*TEXT BLOCK*:

Scientists have since discovered why methadone is so hard to kick: Unlike heroin, it binds with fat cells in the body. So while the worst symptoms of heroin withdrawal last only about three days, methadone withdrawal can last several weeks, even as long as several months in long-term users. "It's like having a tub full of water," says Dr. Frank Vocci, director of the medications division at the National Institute of Drug Abuse, located just outside Washington, D.C. "With heroin you pull the plug and it leaks out quickly. With methadone it's slower draining."

Unlike methadone, heroin carries with it a range of other dangers -- deadly cardiovascular diseases, and the risk of hepatitis and HIV infection from dirty needles. Yet Vocci and an official who supervises drug and alcohol treatment for the state Department of Children and Families in Tallahassee acknowledge that the main hazards of heroin stem not from its chemical and physical effects but from its handling. Because heroin is sold illegally, its exact dosage and purity are always undetermined. But methadone is highly regulated and controlled by the state and federal governments, and therefore does not pose the same risks.

Ruiz argues that methadone allows users to 24 hours of relative normality so they can hold a steady job. On the other hand, he claims, heroin users lose their equilibrium because they move from illness to euphoria to lethargy several times a day, rendering them unable to function in a career. But neither Michelle, Gissen, nor Baumel would draw such clear distinctions between methadone and other opiates. "People can and do work while under the influence of heroin," Baumel observes. "Most of our patients are professionals. Some are surgeons. It's a little frightening. You never know who could be mainlining."

Michelle was waiting tables at a Chinese restaurant in Fort Lauderdale when she first injected herself with Dilaudid. The year was 1979; she was seventeen. She had fled from a violent broken home in New England, where her parents divorced after her father attacked her mother. Michelle sought refuge in Fort Lauderdale.

A casual marijuana and alcohol user, she came home from work one day and surprised her live-in boyfriend in their bathroom. "He was sitting on the toilet, one leg crossed over the other, one arm hanging down with a belt around it," Michelle remembers. "His mouth just dropped open, and the syringe was in his arm."

Though he tried to dissuade her from using Dilaudid, he ultimately provided Michelle with the tiny yellow tablets, which they mixed with hot water before sucking the substance into a syringe and injecting it. Michelle vomited the first time she used the drug; then the skin on her face became itchy and she felt drowsy. Euphoria came only after subsequent doses. Before a year was up both Michelle and her boyfriend had $100-a-day habits. She left the restaurant for more lucrative work as a topless dancer in North Miami.

She graduated from Dilaudid to heroin and cocaine within three years, and finally landed at Ruiz's NW 183rd Street clinic in 1981. But she didn't stop using illegal drugs for another seven years, drugs that showed up in her monthly urine tests at the clinic. "I didn't care if my urines came out dirty," she admits. "I didn't care if I had to go to counseling seven days a week. I didn't care about any punishment."

Michelle's work as a dancer continued throughout her consumption of narcotics. Patrons of the club helped support her habit by lavishing her with dope; they also bought her drinks and dinner. She didn't want to stop using the drugs, she explains now, because she wanted to stay thin. In 1983, after her boyfriend left Florida, she eventually took up with a small-time dealer who, over the course of their relationship, gave Michelle the necessary drugs for her to continue her habit for the next two years. "I know it's sickening to admit, but I was using around $400 in drugs a day," she recounts. "I didn't have to pay for it, but you pay for it one way or another. At the end of the day I paid for what I did. I don't just mean the sexual stuff. I'd clean his house. I'd accompany him if he wanted me to go to restaurants -- he wanted to go out and show me off. He was like a middle guy -- a handler and a user -- and he tried to make himself bigger and more of a honcho than he was."

[Stored data entries]
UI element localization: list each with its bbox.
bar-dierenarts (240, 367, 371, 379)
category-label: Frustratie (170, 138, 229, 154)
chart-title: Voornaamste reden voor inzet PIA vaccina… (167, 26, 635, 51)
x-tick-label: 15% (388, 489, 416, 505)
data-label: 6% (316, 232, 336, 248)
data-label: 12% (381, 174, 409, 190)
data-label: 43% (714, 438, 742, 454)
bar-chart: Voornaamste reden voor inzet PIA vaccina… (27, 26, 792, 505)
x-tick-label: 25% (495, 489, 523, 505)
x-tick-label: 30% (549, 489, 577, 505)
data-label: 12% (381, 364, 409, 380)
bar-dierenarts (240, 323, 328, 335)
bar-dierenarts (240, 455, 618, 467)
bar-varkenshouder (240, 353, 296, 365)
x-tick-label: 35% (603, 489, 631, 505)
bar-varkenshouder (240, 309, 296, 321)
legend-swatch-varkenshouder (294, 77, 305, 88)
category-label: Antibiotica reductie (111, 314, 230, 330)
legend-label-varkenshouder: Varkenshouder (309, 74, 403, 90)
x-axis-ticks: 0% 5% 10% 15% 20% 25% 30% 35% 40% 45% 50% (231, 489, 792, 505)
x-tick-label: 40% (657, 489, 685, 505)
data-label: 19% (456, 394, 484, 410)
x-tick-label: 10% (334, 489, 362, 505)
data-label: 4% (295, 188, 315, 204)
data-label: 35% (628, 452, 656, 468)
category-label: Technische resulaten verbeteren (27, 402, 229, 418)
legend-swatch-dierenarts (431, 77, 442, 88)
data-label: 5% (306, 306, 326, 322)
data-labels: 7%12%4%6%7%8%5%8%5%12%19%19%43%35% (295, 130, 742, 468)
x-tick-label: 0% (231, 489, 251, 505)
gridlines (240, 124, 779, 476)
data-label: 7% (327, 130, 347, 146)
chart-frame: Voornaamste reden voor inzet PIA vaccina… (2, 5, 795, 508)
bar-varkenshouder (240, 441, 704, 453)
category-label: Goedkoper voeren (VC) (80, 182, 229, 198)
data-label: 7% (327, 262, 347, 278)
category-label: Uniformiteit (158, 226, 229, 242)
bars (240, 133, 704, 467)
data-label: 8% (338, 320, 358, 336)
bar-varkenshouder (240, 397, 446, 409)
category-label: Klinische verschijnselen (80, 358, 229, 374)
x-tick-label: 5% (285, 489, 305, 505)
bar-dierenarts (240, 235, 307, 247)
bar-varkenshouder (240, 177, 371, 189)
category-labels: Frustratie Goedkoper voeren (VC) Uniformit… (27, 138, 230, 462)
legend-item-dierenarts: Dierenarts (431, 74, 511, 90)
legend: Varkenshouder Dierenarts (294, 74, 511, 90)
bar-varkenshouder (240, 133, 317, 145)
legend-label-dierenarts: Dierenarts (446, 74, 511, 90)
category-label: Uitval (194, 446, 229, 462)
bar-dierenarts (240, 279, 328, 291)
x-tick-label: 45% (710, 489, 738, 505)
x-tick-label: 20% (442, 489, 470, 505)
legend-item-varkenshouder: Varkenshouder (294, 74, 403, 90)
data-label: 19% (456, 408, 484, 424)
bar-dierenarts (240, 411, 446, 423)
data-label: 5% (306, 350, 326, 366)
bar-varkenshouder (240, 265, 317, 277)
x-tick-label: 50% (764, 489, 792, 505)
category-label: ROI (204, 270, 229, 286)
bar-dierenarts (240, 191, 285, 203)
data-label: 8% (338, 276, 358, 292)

*TASK REQUIREMENTS*: Return the passage of the methadone article that begins at the words "Though he tried" and stops after "in North Miami.", copied word for word.

*COMPLETED EXERCISE*:
Though he tried to dissuade her from using Dilaudid, he ultimately provided Michelle with the tiny yellow tablets, which they mixed with hot water before sucking the substance into a syringe and injecting it. Michelle vomited the first time she used the drug; then the skin on her face became itchy and she felt drowsy. Euphoria came only after subsequent doses. Before a year was up both Michelle and her boyfriend had $100-a-day habits. She left the restaurant for more lucrative work as a topless dancer in North Miami.